Job:
Rewrite the lines from the first line of the records through the line containing "x-axis-label: K [361, 583, 381, 616]", substituting "data-markers" for "data-points" and leaving everything else unchanged.

--------------------------------

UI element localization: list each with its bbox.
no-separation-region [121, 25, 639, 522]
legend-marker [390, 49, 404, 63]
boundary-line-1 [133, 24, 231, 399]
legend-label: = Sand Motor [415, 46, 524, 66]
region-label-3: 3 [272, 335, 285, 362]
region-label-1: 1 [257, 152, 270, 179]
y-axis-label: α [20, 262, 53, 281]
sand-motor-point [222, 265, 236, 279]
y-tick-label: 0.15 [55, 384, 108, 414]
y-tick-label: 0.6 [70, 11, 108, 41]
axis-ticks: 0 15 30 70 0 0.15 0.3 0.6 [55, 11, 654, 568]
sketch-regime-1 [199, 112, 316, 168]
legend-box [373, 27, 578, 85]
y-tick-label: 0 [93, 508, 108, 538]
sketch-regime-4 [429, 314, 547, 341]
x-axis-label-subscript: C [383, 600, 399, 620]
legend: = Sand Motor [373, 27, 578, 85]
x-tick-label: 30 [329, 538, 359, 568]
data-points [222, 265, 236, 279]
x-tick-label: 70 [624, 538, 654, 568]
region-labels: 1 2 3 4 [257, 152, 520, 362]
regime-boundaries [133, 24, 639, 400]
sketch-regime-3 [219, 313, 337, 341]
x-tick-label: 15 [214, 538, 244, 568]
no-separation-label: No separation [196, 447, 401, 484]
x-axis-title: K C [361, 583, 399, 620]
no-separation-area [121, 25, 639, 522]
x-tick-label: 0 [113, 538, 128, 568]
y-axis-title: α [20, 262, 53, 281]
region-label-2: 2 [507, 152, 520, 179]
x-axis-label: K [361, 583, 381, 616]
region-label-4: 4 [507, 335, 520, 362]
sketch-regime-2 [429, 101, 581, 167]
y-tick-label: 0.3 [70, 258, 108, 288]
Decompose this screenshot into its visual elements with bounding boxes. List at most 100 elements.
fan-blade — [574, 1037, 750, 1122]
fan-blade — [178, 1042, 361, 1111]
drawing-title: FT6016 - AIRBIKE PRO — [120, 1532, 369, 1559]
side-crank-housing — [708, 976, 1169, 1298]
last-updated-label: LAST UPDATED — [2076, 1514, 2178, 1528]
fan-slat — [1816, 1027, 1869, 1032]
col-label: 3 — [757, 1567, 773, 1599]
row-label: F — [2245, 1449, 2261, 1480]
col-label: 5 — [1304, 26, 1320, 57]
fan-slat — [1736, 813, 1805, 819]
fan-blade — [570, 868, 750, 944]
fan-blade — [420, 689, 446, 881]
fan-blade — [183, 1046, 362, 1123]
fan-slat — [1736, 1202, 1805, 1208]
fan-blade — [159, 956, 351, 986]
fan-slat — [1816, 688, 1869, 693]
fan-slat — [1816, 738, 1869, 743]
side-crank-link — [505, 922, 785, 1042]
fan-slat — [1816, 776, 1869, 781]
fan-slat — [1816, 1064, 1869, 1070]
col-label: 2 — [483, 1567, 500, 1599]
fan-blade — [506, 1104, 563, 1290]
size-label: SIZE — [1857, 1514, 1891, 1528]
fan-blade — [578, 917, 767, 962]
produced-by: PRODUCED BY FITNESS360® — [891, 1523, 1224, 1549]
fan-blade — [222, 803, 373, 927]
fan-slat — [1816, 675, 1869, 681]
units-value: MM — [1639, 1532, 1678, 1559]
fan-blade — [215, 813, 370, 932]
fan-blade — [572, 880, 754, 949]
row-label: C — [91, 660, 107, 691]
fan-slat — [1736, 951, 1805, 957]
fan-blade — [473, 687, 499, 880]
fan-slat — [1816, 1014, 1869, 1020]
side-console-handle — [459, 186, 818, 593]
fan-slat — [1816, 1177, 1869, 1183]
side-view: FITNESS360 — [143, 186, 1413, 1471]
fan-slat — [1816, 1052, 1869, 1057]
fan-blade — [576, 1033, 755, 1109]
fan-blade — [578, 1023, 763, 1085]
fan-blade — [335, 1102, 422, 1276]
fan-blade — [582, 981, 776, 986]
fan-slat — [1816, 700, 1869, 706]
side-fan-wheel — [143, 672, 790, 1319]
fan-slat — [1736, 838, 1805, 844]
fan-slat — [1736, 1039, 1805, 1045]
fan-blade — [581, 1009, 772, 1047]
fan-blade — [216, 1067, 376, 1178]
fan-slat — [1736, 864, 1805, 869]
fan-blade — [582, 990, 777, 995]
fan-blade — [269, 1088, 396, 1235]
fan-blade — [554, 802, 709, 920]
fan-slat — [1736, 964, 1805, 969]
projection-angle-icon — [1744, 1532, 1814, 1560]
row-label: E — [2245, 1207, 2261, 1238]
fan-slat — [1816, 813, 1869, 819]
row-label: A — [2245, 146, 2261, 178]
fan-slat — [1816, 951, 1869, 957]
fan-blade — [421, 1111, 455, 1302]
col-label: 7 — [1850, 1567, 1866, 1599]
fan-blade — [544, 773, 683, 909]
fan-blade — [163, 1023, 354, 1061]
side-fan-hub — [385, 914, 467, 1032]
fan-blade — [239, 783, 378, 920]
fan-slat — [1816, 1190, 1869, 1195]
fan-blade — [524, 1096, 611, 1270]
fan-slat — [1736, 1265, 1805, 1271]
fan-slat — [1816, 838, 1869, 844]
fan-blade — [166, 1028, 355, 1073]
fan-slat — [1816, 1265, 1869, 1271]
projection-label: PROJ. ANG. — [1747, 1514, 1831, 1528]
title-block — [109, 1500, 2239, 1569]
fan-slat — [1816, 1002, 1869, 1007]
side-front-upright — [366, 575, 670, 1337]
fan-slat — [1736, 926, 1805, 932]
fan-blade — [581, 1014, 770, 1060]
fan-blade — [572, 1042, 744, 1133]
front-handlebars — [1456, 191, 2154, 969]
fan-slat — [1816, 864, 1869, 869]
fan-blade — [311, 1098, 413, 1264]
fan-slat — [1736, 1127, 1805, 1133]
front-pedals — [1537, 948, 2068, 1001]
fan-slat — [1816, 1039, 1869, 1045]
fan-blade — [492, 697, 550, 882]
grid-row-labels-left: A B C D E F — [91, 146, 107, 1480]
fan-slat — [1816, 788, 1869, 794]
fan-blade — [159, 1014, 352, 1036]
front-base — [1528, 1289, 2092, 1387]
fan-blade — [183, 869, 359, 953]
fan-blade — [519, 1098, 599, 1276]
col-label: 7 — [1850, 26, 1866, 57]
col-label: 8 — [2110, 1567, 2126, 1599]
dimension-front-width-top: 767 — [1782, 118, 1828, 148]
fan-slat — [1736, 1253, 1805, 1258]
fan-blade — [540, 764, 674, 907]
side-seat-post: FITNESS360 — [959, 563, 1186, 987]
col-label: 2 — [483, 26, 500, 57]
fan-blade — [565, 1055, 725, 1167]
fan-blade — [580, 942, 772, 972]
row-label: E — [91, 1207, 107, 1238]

--------------------------------

Solution:
UI element localization: list each with its bbox.
no-separation-region [121, 25, 639, 522]
legend-marker [390, 49, 404, 63]
boundary-line-1 [133, 24, 231, 399]
legend-label: = Sand Motor [415, 46, 524, 66]
region-label-3: 3 [272, 335, 285, 362]
region-label-1: 1 [257, 152, 270, 179]
y-axis-label: α [20, 262, 53, 281]
sand-motor-point [222, 265, 236, 279]
y-tick-label: 0.15 [55, 384, 108, 414]
y-tick-label: 0.6 [70, 11, 108, 41]
axis-ticks: 0 15 30 70 0 0.15 0.3 0.6 [55, 11, 654, 568]
sketch-regime-1 [199, 112, 316, 168]
legend-box [373, 27, 578, 85]
y-tick-label: 0 [93, 508, 108, 538]
sketch-regime-4 [429, 314, 547, 341]
x-axis-label-subscript: C [383, 600, 399, 620]
legend: = Sand Motor [373, 27, 578, 85]
x-tick-label: 30 [329, 538, 359, 568]
data-markers [222, 265, 236, 279]
x-tick-label: 70 [624, 538, 654, 568]
region-labels: 1 2 3 4 [257, 152, 520, 362]
regime-boundaries [133, 24, 639, 400]
sketch-regime-3 [219, 313, 337, 341]
x-tick-label: 15 [214, 538, 244, 568]
no-separation-label: No separation [196, 447, 401, 484]
x-axis-title: K C [361, 583, 399, 620]
no-separation-area [121, 25, 639, 522]
x-tick-label: 0 [113, 538, 128, 568]
y-axis-title: α [20, 262, 53, 281]
region-label-2: 2 [507, 152, 520, 179]
x-axis-label: K [361, 583, 381, 616]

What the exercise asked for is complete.